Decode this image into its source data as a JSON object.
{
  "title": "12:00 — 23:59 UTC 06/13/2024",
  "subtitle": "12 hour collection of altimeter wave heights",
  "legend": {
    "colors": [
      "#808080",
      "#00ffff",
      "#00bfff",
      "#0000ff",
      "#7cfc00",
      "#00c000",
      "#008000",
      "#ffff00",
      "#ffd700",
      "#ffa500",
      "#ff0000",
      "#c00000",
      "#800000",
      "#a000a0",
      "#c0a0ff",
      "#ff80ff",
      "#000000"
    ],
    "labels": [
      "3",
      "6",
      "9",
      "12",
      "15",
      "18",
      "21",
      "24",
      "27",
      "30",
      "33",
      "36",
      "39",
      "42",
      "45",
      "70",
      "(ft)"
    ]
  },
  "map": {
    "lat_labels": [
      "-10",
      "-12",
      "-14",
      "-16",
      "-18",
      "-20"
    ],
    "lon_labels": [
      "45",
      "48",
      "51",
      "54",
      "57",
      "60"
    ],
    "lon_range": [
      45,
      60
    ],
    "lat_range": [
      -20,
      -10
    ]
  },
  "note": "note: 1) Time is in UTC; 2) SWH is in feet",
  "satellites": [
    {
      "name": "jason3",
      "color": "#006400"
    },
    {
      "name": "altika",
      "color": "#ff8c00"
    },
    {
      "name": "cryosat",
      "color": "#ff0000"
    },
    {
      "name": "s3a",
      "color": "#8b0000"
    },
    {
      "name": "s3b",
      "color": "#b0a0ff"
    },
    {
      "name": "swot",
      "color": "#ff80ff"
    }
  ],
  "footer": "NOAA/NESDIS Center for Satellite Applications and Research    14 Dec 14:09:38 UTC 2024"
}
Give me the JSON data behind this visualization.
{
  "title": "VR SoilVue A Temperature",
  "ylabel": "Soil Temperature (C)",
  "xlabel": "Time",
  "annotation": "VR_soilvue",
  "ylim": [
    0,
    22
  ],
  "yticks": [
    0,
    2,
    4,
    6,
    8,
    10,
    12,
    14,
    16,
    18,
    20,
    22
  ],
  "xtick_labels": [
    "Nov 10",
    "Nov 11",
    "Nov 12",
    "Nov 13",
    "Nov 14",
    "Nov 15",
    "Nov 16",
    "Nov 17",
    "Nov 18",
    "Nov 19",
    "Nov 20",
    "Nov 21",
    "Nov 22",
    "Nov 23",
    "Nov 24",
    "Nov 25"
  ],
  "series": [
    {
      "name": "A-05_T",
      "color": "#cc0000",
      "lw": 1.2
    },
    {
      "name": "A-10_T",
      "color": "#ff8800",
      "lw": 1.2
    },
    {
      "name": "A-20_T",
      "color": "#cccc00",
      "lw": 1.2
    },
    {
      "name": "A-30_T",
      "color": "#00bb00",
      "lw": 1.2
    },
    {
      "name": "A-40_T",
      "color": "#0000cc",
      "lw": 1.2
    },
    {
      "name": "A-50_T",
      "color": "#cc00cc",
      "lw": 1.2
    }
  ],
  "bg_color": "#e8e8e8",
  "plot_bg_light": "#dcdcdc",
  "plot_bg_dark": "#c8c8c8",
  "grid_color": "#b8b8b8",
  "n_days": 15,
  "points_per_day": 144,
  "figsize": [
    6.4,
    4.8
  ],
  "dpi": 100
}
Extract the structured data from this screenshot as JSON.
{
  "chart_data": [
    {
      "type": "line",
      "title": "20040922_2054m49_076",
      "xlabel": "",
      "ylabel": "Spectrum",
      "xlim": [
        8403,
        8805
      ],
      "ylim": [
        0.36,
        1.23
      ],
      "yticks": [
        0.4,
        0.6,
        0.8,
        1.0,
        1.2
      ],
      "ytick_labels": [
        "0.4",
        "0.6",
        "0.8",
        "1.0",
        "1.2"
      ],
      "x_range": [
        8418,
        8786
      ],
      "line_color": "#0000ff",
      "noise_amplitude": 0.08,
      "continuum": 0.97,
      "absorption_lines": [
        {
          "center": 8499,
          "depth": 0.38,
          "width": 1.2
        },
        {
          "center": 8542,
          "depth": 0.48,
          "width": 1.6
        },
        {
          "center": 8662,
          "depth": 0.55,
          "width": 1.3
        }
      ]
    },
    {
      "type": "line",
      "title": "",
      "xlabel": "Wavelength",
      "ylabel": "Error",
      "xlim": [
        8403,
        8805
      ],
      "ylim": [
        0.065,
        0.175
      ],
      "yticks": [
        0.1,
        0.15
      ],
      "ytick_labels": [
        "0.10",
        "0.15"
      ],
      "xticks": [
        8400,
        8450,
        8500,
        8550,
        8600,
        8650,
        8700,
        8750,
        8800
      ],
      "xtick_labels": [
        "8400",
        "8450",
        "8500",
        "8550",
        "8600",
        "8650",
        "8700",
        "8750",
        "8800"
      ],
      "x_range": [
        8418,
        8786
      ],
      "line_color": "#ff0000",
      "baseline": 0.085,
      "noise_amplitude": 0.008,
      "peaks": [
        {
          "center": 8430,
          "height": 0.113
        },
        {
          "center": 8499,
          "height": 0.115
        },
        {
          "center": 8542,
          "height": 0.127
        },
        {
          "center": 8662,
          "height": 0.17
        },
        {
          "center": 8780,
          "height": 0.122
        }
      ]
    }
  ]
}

Exercise details:
All of the entries must be quoted exactly; please include each one.

Finished exercise:
Decode this image into its source data as a JSON object.
{
  "title": "12:00 — 23:59 UTC 06/13/2024",
  "subtitle": "12 hour collection of altimeter wave heights",
  "legend": {
    "colors": [
      "#808080",
      "#00ffff",
      "#00bfff",
      "#0000ff",
      "#7cfc00",
      "#00c000",
      "#008000",
      "#ffff00",
      "#ffd700",
      "#ffa500",
      "#ff0000",
      "#c00000",
      "#800000",
      "#a000a0",
      "#c0a0ff",
      "#ff80ff",
      "#000000"
    ],
    "labels": [
      "3",
      "6",
      "9",
      "12",
      "15",
      "18",
      "21",
      "24",
      "27",
      "30",
      "33",
      "36",
      "39",
      "42",
      "45",
      "70",
      "(ft)"
    ]
  },
  "map": {
    "lat_labels": [
      "-10",
      "-12",
      "-14",
      "-16",
      "-18",
      "-20"
    ],
    "lon_labels": [
      "45",
      "48",
      "51",
      "54",
      "57",
      "60"
    ],
    "lon_range": [
      45,
      60
    ],
    "lat_range": [
      -20,
      -10
    ]
  },
  "note": "note: 1) Time is in UTC; 2) SWH is in feet",
  "satellites": [
    {
      "name": "jason3",
      "color": "#006400"
    },
    {
      "name": "altika",
      "color": "#ff8c00"
    },
    {
      "name": "cryosat",
      "color": "#ff0000"
    },
    {
      "name": "s3a",
      "color": "#8b0000"
    },
    {
      "name": "s3b",
      "color": "#b0a0ff"
    },
    {
      "name": "swot",
      "color": "#ff80ff"
    }
  ],
  "footer": "NOAA/NESDIS Center for Satellite Applications and Research    14 Dec 14:09:38 UTC 2024"
}
Give me the JSON data behind this visualization.
{
  "title": "VR SoilVue A Temperature",
  "ylabel": "Soil Temperature (C)",
  "xlabel": "Time",
  "annotation": "VR_soilvue",
  "ylim": [
    0,
    22
  ],
  "yticks": [
    0,
    2,
    4,
    6,
    8,
    10,
    12,
    14,
    16,
    18,
    20,
    22
  ],
  "xtick_labels": [
    "Nov 10",
    "Nov 11",
    "Nov 12",
    "Nov 13",
    "Nov 14",
    "Nov 15",
    "Nov 16",
    "Nov 17",
    "Nov 18",
    "Nov 19",
    "Nov 20",
    "Nov 21",
    "Nov 22",
    "Nov 23",
    "Nov 24",
    "Nov 25"
  ],
  "series": [
    {
      "name": "A-05_T",
      "color": "#cc0000",
      "lw": 1.2
    },
    {
      "name": "A-10_T",
      "color": "#ff8800",
      "lw": 1.2
    },
    {
      "name": "A-20_T",
      "color": "#cccc00",
      "lw": 1.2
    },
    {
      "name": "A-30_T",
      "color": "#00bb00",
      "lw": 1.2
    },
    {
      "name": "A-40_T",
      "color": "#0000cc",
      "lw": 1.2
    },
    {
      "name": "A-50_T",
      "color": "#cc00cc",
      "lw": 1.2
    }
  ],
  "bg_color": "#e8e8e8",
  "plot_bg_light": "#dcdcdc",
  "plot_bg_dark": "#c8c8c8",
  "grid_color": "#b8b8b8",
  "n_days": 15,
  "points_per_day": 144,
  "figsize": [
    6.4,
    4.8
  ],
  "dpi": 100
}
Extract the structured data from this screenshot as JSON.
{
  "chart_data": [
    {
      "type": "line",
      "title": "20040922_2054m49_076",
      "xlabel": "",
      "ylabel": "Spectrum",
      "xlim": [
        8403,
        8805
      ],
      "ylim": [
        0.36,
        1.23
      ],
      "yticks": [
        0.4,
        0.6,
        0.8,
        1.0,
        1.2
      ],
      "ytick_labels": [
        "0.4",
        "0.6",
        "0.8",
        "1.0",
        "1.2"
      ],
      "x_range": [
        8418,
        8786
      ],
      "line_color": "#0000ff",
      "noise_amplitude": 0.08,
      "continuum": 0.97,
      "absorption_lines": [
        {
          "center": 8499,
          "depth": 0.38,
          "width": 1.2
        },
        {
          "center": 8542,
          "depth": 0.48,
          "width": 1.6
        },
        {
          "center": 8662,
          "depth": 0.55,
          "width": 1.3
        }
      ]
    },
    {
      "type": "line",
      "title": "",
      "xlabel": "Wavelength",
      "ylabel": "Error",
      "xlim": [
        8403,
        8805
      ],
      "ylim": [
        0.065,
        0.175
      ],
      "yticks": [
        0.1,
        0.15
      ],
      "ytick_labels": [
        "0.10",
        "0.15"
      ],
      "xticks": [
        8400,
        8450,
        8500,
        8550,
        8600,
        8650,
        8700,
        8750,
        8800
      ],
      "xtick_labels": [
        "8400",
        "8450",
        "8500",
        "8550",
        "8600",
        "8650",
        "8700",
        "8750",
        "8800"
      ],
      "x_range": [
        8418,
        8786
      ],
      "line_color": "#ff0000",
      "baseline": 0.085,
      "noise_amplitude": 0.008,
      "peaks": [
        {
          "center": 8430,
          "height": 0.113
        },
        {
          "center": 8499,
          "height": 0.115
        },
        {
          "center": 8542,
          "height": 0.127
        },
        {
          "center": 8662,
          "height": 0.17
        },
        {
          "center": 8780,
          "height": 0.122
        }
      ]
    }
  ]
}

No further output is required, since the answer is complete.